- EXERCISE TASK
Locate the string "investors" in the listing below. Copy every line where it is found.

- PROVIDED ENTRIES
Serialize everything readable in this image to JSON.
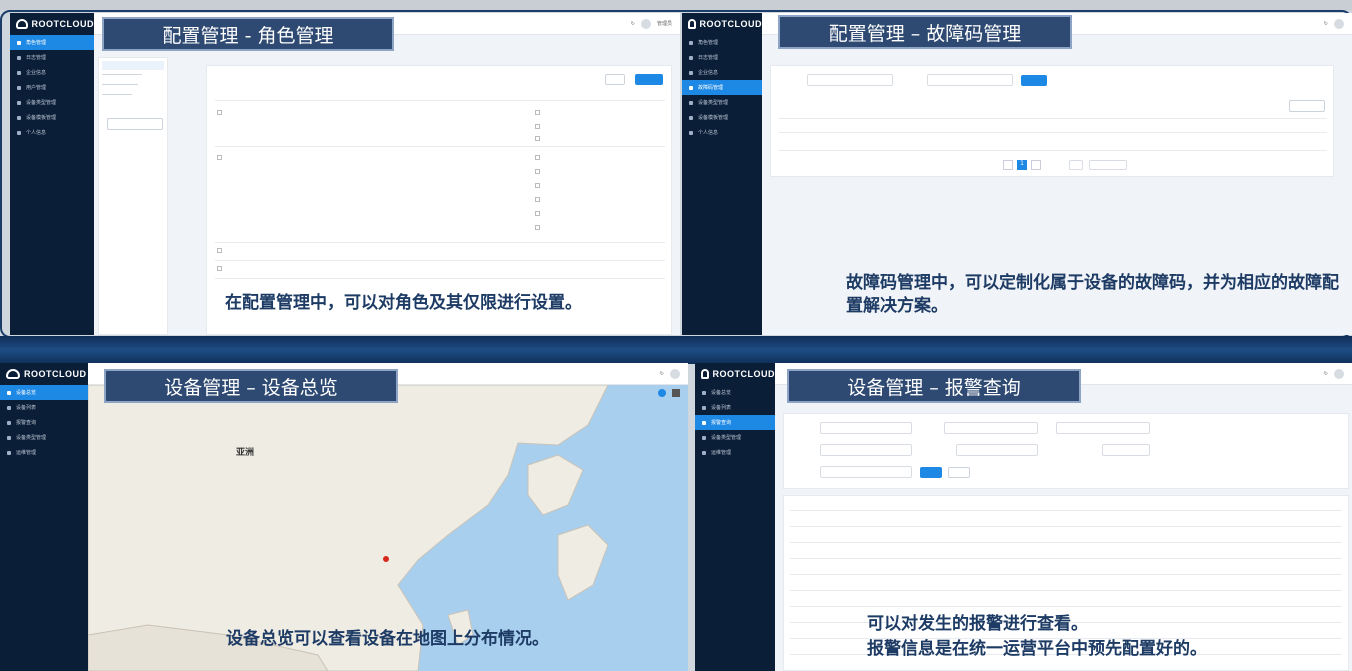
{
  "brand": "ROOTCLOUD",
  "panels": {
    "role": {
      "title": "配置管理 - 角色管理",
      "caption": "在配置管理中，可以对角色及其仅限进行设置。",
      "nav": [
        "角色管理",
        "日志管理",
        "企业信息",
        "用户管理",
        "设备类型管理",
        "设备模板管理",
        "个人信息"
      ],
      "user": "管理员"
    },
    "fault": {
      "title": "配置管理 – 故障码管理",
      "caption": "故障码管理中，可以定制化属于设备的故障码，并为相应的故障配置解决方案。",
      "nav": [
        "角色管理",
        "日志管理",
        "企业信息",
        "故障码管理",
        "设备类型管理",
        "设备模板管理",
        "个人信息"
      ],
      "pager_page": "1"
    },
    "overview": {
      "title": "设备管理 – 设备总览",
      "caption": "设备总览可以查看设备在地图上分布情况。",
      "map_label": "亚洲",
      "nav": [
        "设备总览",
        "设备列表",
        "报警查询",
        "设备类型管理",
        "运维管理"
      ]
    },
    "alarm": {
      "title": "设备管理 – 报警查询",
      "caption_line1": "可以对发生的报警进行查看。",
      "caption_line2": "报警信息是在统一运营平台中预先配置好的。",
      "nav": [
        "设备总览",
        "设备列表",
        "报警查询",
        "设备类型管理",
        "运维管理"
      ],
      "rows": 10
    }
  },
  "colors": {
    "sidebar": "#0b1e37",
    "accent": "#1e88e5",
    "title_box": "#2e4a72",
    "caption": "#1d3b64"
  }
}
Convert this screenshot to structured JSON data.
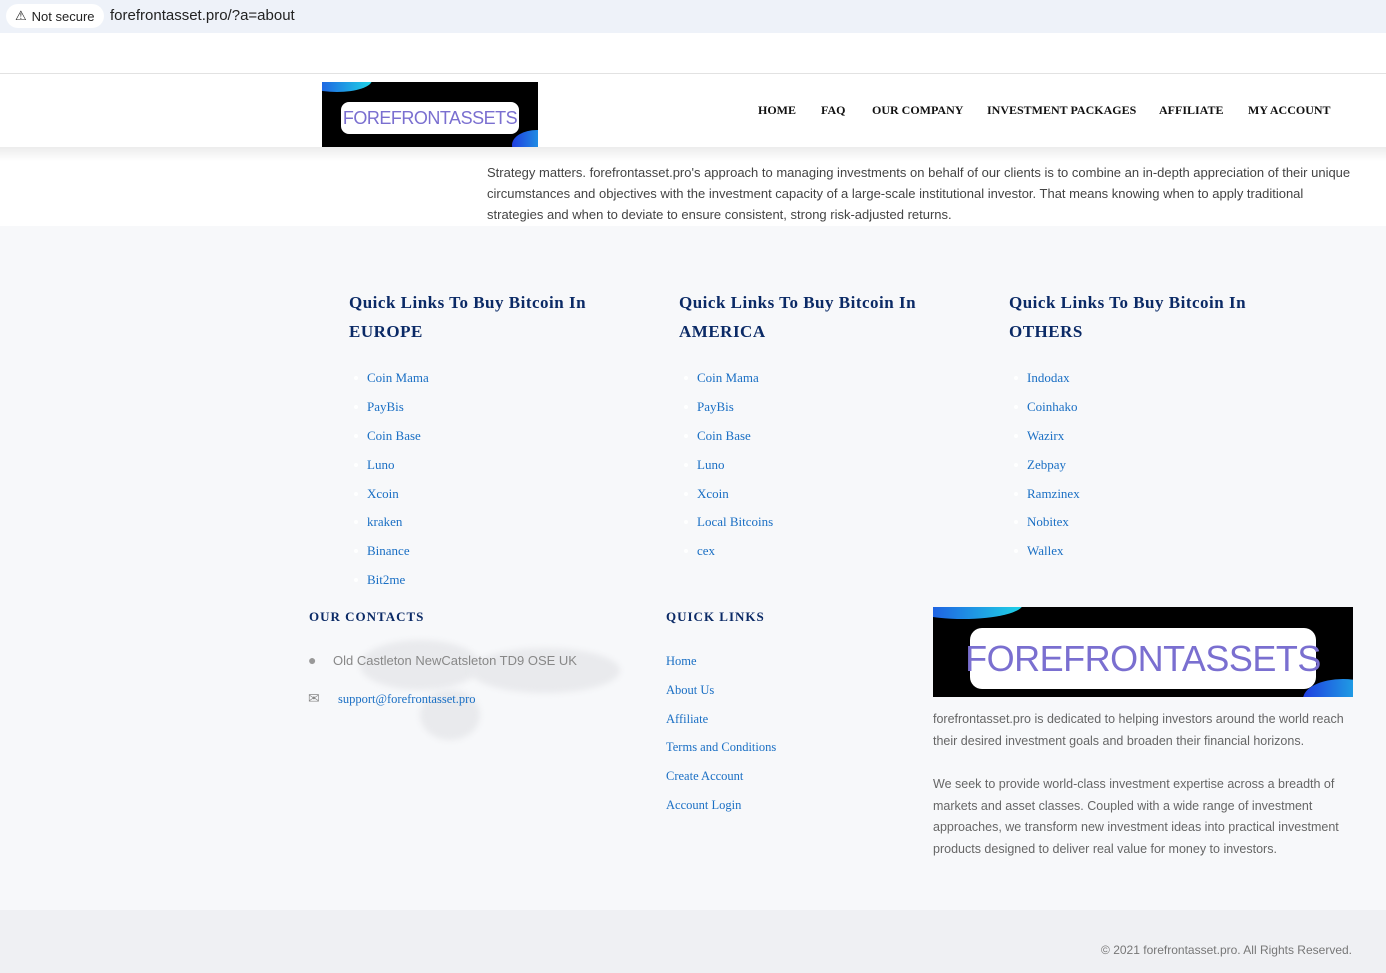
{
  "browser": {
    "security": "Not secure",
    "url": "forefrontasset.pro/?a=about"
  },
  "header": {
    "logo_text": "FOREFRONTASSETS",
    "nav": [
      "HOME",
      "FAQ",
      "OUR COMPANY",
      "INVESTMENT PACKAGES",
      "AFFILIATE",
      "MY ACCOUNT"
    ]
  },
  "intro": "Strategy matters. forefrontasset.pro's approach to managing investments on behalf of our clients is to combine an in-depth appreciation of their unique circumstances and objectives with the investment capacity of a large-scale institutional investor. That means knowing when to apply traditional strategies and when to deviate to ensure consistent, strong risk-adjusted returns.",
  "quick_columns": [
    {
      "title": "Quick Links To Buy Bitcoin In EUROPE",
      "links": [
        "Coin Mama",
        "PayBis",
        "Coin Base",
        "Luno",
        "Xcoin",
        "kraken",
        "Binance",
        "Bit2me"
      ]
    },
    {
      "title": "Quick Links To Buy Bitcoin In AMERICA",
      "links": [
        "Coin Mama",
        "PayBis",
        "Coin Base",
        "Luno",
        "Xcoin",
        "Local Bitcoins",
        "cex"
      ]
    },
    {
      "title": "Quick Links To Buy Bitcoin In OTHERS",
      "links": [
        "Indodax",
        "Coinhako",
        "Wazirx",
        "Zebpay",
        "Ramzinex",
        "Nobitex",
        "Wallex"
      ]
    }
  ],
  "contacts": {
    "title": "OUR CONTACTS",
    "address": "Old Castleton NewCatsleton TD9 OSE UK",
    "email": "support@forefrontasset.pro"
  },
  "quick_links": {
    "title": "QUICK LINKS",
    "links": [
      "Home",
      "About Us",
      "Affiliate",
      "Terms and Conditions",
      "Create Account",
      "Account Login"
    ]
  },
  "about": {
    "logo_text": "FOREFRONTASSETS",
    "p1": "forefrontasset.pro is dedicated to helping investors around the world reach their desired investment goals and broaden their financial horizons.",
    "p2": "We seek to provide world-class investment expertise across a breadth of markets and asset classes. Coupled with a wide range of investment approaches, we transform new investment ideas into practical investment products designed to deliver real value for money to investors."
  },
  "copyright": "© 2021 forefrontasset.pro. All Rights Reserved."
}
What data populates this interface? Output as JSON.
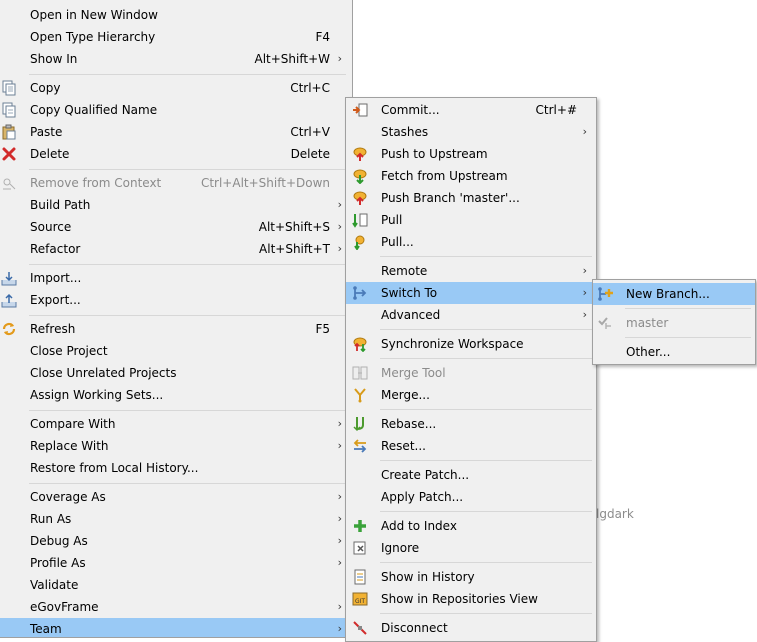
{
  "background_fragment": "lgdark",
  "context_menu": {
    "items": [
      {
        "label": "Open in New Window"
      },
      {
        "label": "Open Type Hierarchy",
        "shortcut": "F4"
      },
      {
        "label": "Show In",
        "shortcut": "Alt+Shift+W"
      },
      {
        "label": "Copy",
        "shortcut": "Ctrl+C"
      },
      {
        "label": "Copy Qualified Name"
      },
      {
        "label": "Paste",
        "shortcut": "Ctrl+V"
      },
      {
        "label": "Delete",
        "shortcut": "Delete"
      },
      {
        "label": "Remove from Context",
        "shortcut": "Ctrl+Alt+Shift+Down"
      },
      {
        "label": "Build Path"
      },
      {
        "label": "Source",
        "shortcut": "Alt+Shift+S"
      },
      {
        "label": "Refactor",
        "shortcut": "Alt+Shift+T"
      },
      {
        "label": "Import..."
      },
      {
        "label": "Export..."
      },
      {
        "label": "Refresh",
        "shortcut": "F5"
      },
      {
        "label": "Close Project"
      },
      {
        "label": "Close Unrelated Projects"
      },
      {
        "label": "Assign Working Sets..."
      },
      {
        "label": "Compare With"
      },
      {
        "label": "Replace With"
      },
      {
        "label": "Restore from Local History..."
      },
      {
        "label": "Coverage As"
      },
      {
        "label": "Run As"
      },
      {
        "label": "Debug As"
      },
      {
        "label": "Profile As"
      },
      {
        "label": "Validate"
      },
      {
        "label": "eGovFrame"
      },
      {
        "label": "Team"
      }
    ]
  },
  "team_menu": {
    "items": [
      {
        "label": "Commit...",
        "shortcut": "Ctrl+#"
      },
      {
        "label": "Stashes"
      },
      {
        "label": "Push to Upstream"
      },
      {
        "label": "Fetch from Upstream"
      },
      {
        "label": "Push Branch 'master'..."
      },
      {
        "label": "Pull"
      },
      {
        "label": "Pull..."
      },
      {
        "label": "Remote"
      },
      {
        "label": "Switch To"
      },
      {
        "label": "Advanced"
      },
      {
        "label": "Synchronize Workspace"
      },
      {
        "label": "Merge Tool"
      },
      {
        "label": "Merge..."
      },
      {
        "label": "Rebase..."
      },
      {
        "label": "Reset..."
      },
      {
        "label": "Create Patch..."
      },
      {
        "label": "Apply Patch..."
      },
      {
        "label": "Add to Index"
      },
      {
        "label": "Ignore"
      },
      {
        "label": "Show in History"
      },
      {
        "label": "Show in Repositories View"
      },
      {
        "label": "Disconnect"
      }
    ]
  },
  "switch_to_menu": {
    "items": [
      {
        "label": "New Branch..."
      },
      {
        "label": "master"
      },
      {
        "label": "Other..."
      }
    ]
  },
  "colors": {
    "menu_background": "#f0f0f0",
    "highlight": "#99c9f5",
    "disabled_text": "#8b8b8b"
  }
}
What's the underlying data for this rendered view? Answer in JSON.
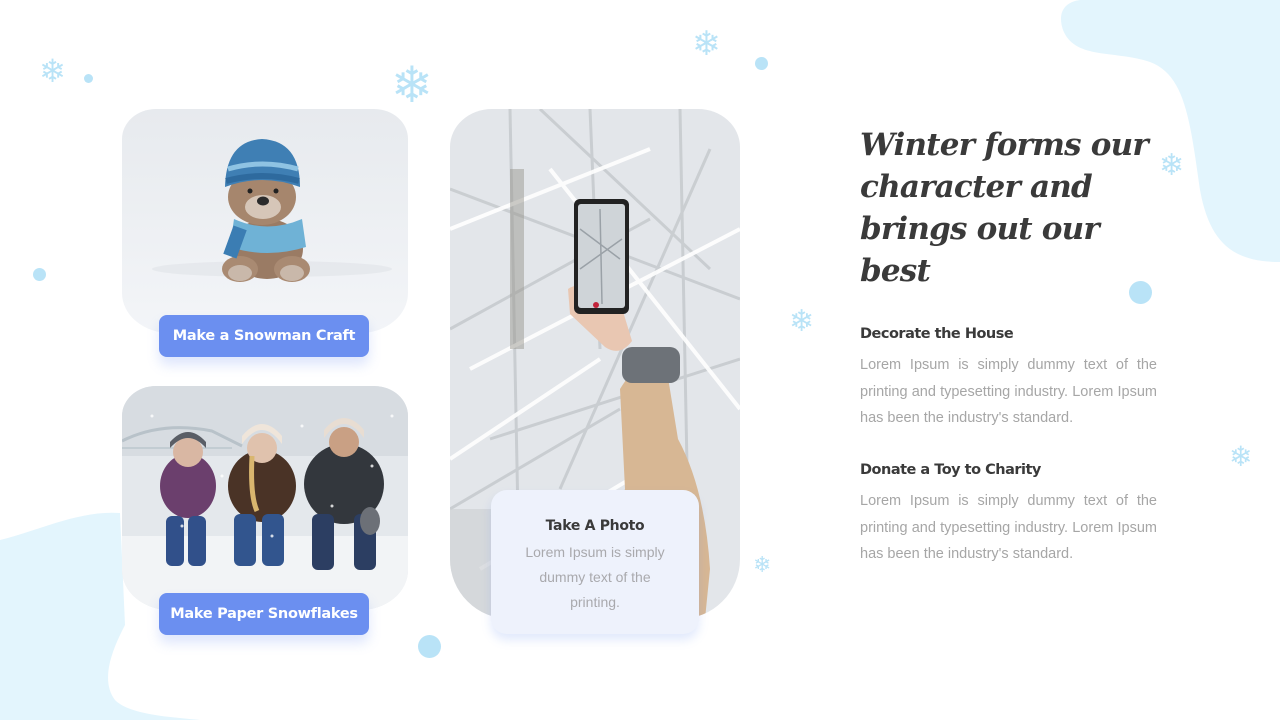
{
  "colors": {
    "accent_button": "#6b8ff0",
    "blob": "#e3f5fd",
    "snowflake": "#b9e3f7",
    "heading_text": "#3a3a3a",
    "body_text": "#a6a6a6",
    "card_bg": "#eef2fc"
  },
  "decorations": {
    "snowflake_glyph": "❄"
  },
  "gallery": {
    "teddy_photo": {
      "alt": "Teddy bear wearing blue knit hat and scarf sitting in snow"
    },
    "family_photo": {
      "alt": "Family sitting in snow during snowfall"
    },
    "phone_photo": {
      "alt": "Hand holding phone photographing snowy branches"
    },
    "buttons": {
      "snowman_label": "Make a Snowman Craft",
      "snowflakes_label": "Make Paper Snowflakes"
    },
    "photo_card": {
      "title": "Take A Photo",
      "body": "Lorem Ipsum is simply dummy text of the printing."
    }
  },
  "content": {
    "headline": "Winter forms our character and brings out our best",
    "sections": [
      {
        "title": "Decorate the House",
        "body": "Lorem Ipsum is simply dummy text of the printing and typesetting industry.  Lorem Ipsum has been the industry's standard."
      },
      {
        "title": "Donate a Toy to Charity",
        "body": "Lorem Ipsum is simply dummy text of the printing and typesetting industry.  Lorem Ipsum has been the industry's standard."
      }
    ]
  }
}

- SOLUTION
    "p1": "forefrontasset.pro is dedicated to helping investors around the world reach their desired investment goals and broaden their financial horizons.",
    "p2": "We seek to provide world-class investment expertise across a breadth of markets and asset classes. Coupled with a wide range of investment approaches, we transform new investment ideas into practical investment products designed to deliver real value for money to investors."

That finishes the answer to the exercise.